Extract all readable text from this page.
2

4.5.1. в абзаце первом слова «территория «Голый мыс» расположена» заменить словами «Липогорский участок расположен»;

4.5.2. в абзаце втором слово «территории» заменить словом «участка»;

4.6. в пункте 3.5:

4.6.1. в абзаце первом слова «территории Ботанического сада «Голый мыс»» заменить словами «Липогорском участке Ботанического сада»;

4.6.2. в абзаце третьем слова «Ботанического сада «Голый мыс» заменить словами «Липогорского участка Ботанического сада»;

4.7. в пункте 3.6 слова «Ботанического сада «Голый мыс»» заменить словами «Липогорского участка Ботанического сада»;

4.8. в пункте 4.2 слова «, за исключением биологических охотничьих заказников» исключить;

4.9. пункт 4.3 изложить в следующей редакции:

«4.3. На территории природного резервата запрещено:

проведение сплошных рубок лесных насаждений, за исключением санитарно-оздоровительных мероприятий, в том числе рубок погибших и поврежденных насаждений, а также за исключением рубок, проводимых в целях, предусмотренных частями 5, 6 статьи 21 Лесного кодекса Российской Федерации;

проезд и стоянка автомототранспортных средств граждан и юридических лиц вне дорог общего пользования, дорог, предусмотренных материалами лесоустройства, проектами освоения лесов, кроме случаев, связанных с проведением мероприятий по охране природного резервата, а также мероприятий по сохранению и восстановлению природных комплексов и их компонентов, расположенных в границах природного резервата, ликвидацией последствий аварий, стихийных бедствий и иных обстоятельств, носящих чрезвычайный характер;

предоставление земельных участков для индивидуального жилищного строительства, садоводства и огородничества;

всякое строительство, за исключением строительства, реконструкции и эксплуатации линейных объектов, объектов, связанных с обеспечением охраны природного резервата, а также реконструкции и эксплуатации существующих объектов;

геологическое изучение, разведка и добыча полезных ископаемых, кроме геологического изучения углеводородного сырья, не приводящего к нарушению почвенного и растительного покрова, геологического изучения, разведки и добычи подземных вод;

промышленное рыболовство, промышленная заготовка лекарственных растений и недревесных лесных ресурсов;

- [TASK OBJECTIVE]: Extract all of the data shown above and repeat it verbatim.

- [REPLY TO THE EXERCISE]:
Extract all readable text from this page.
2

4.5.1. в абзаце первом слова «территория «Голый мыс» расположена» заменить словами «Липогорский участок расположен»;

4.5.2. в абзаце втором слово «территории» заменить словом «участка»;

4.6. в пункте 3.5:

4.6.1. в абзаце первом слова «территории Ботанического сада «Голый мыс»» заменить словами «Липогорском участке Ботанического сада»;

4.6.2. в абзаце третьем слова «Ботанического сада «Голый мыс» заменить словами «Липогорского участка Ботанического сада»;

4.7. в пункте 3.6 слова «Ботанического сада «Голый мыс»» заменить словами «Липогорского участка Ботанического сада»;

4.8. в пункте 4.2 слова «, за исключением биологических охотничьих заказников» исключить;

4.9. пункт 4.3 изложить в следующей редакции:

«4.3. На территории природного резервата запрещено:

проведение сплошных рубок лесных насаждений, за исключением санитарно-оздоровительных мероприятий, в том числе рубок погибших и поврежденных насаждений, а также за исключением рубок, проводимых в целях, предусмотренных частями 5, 6 статьи 21 Лесного кодекса Российской Федерации;

проезд и стоянка автомототранспортных средств граждан и юридических лиц вне дорог общего пользования, дорог, предусмотренных материалами лесоустройства, проектами освоения лесов, кроме случаев, связанных с проведением мероприятий по охране природного резервата, а также мероприятий по сохранению и восстановлению природных комплексов и их компонентов, расположенных в границах природного резервата, ликвидацией последствий аварий, стихийных бедствий и иных обстоятельств, носящих чрезвычайный характер;

предоставление земельных участков для индивидуального жилищного строительства, садоводства и огородничества;

всякое строительство, за исключением строительства, реконструкции и эксплуатации линейных объектов, объектов, связанных с обеспечением охраны природного резервата, а также реконструкции и эксплуатации существующих объектов;

геологическое изучение, разведка и добыча полезных ископаемых, кроме геологического изучения углеводородного сырья, не приводящего к нарушению почвенного и растительного покрова, геологического изучения, разведки и добычи подземных вод;

промышленное рыболовство, промышленная заготовка лекарственных растений и недревесных лесных ресурсов;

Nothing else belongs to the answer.